┌─ Data for this task
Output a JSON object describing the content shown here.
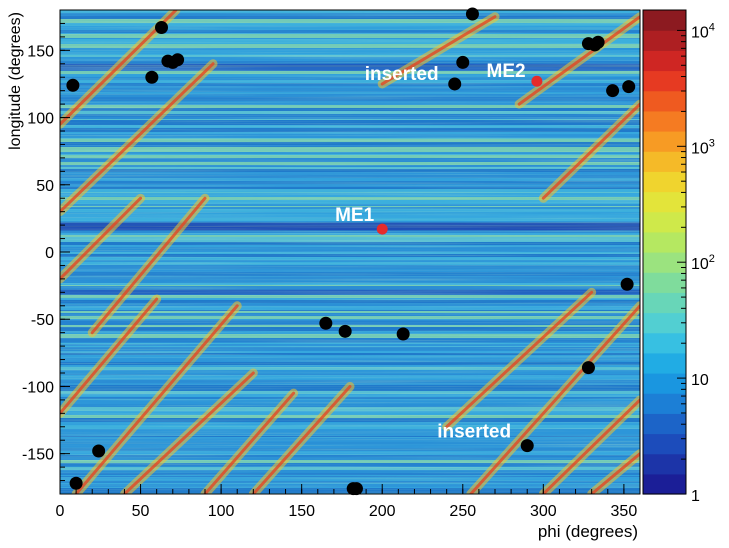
{
  "chart_data": {
    "type": "heatmap",
    "xlabel": "phi (degrees)",
    "ylabel": "longitude (degrees)",
    "xlim": [
      0,
      360
    ],
    "ylim": [
      -180,
      180
    ],
    "x_ticks": [
      0,
      50,
      100,
      150,
      200,
      250,
      300,
      350
    ],
    "y_ticks": [
      -150,
      -100,
      -50,
      0,
      50,
      100,
      150
    ],
    "colorbar": {
      "scale": "log",
      "range": [
        1,
        15000
      ],
      "tick_labels": [
        {
          "value": 1,
          "base": "1",
          "exp": ""
        },
        {
          "value": 10,
          "base": "10",
          "exp": ""
        },
        {
          "value": 100,
          "base": "10",
          "exp": "2"
        },
        {
          "value": 1000,
          "base": "10",
          "exp": "3"
        },
        {
          "value": 10000,
          "base": "10",
          "exp": "4"
        }
      ],
      "colors": [
        "#1b1e97",
        "#1c34a8",
        "#1c4cbb",
        "#1c64c8",
        "#1c7fd6",
        "#1a96e0",
        "#21ace4",
        "#37c0e2",
        "#52cfd2",
        "#68d6b8",
        "#7fdc9c",
        "#9be37f",
        "#b5e861",
        "#cfe94a",
        "#e3e43a",
        "#f0d42e",
        "#f5ba28",
        "#f79b24",
        "#f57b22",
        "#ef5a20",
        "#e63a22",
        "#cf2623",
        "#ae1f22",
        "#8c1a20"
      ]
    },
    "series": [
      {
        "marker": "black-dot",
        "points": [
          [
            8,
            124
          ],
          [
            63,
            167
          ],
          [
            57,
            130
          ],
          [
            67,
            142
          ],
          [
            70,
            141
          ],
          [
            73,
            143
          ],
          [
            250,
            141
          ],
          [
            256,
            177
          ],
          [
            328,
            155
          ],
          [
            332,
            154
          ],
          [
            334,
            156
          ],
          [
            343,
            120
          ],
          [
            353,
            123
          ],
          [
            165,
            -53
          ],
          [
            177,
            -59
          ],
          [
            213,
            -61
          ],
          [
            352,
            -24
          ],
          [
            328,
            -86
          ],
          [
            24,
            -148
          ],
          [
            10,
            -172
          ],
          [
            290,
            -144
          ],
          [
            182,
            -176
          ],
          [
            184,
            -176
          ],
          [
            245,
            125
          ]
        ]
      },
      {
        "marker": "red-dot",
        "points": [
          [
            200,
            17
          ],
          [
            296,
            127
          ]
        ]
      }
    ],
    "annotations": [
      {
        "text": "ME1",
        "x": 195,
        "y": 23
      },
      {
        "text": "ME2",
        "x": 289,
        "y": 130
      },
      {
        "text": "inserted",
        "x": 235,
        "y": 128
      },
      {
        "text": "inserted",
        "x": 280,
        "y": -138
      }
    ]
  }
}
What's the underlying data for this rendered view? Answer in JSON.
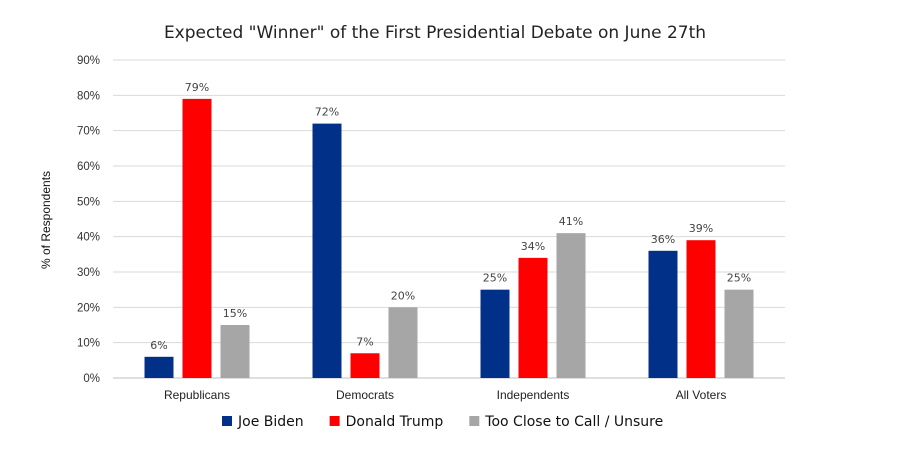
└─
Pull out every line of the records above that contains the word "JSON".

- _The reply_:
Output a JSON object describing the content shown here.
What's the underlying data for this rendered view? Answer in JSON.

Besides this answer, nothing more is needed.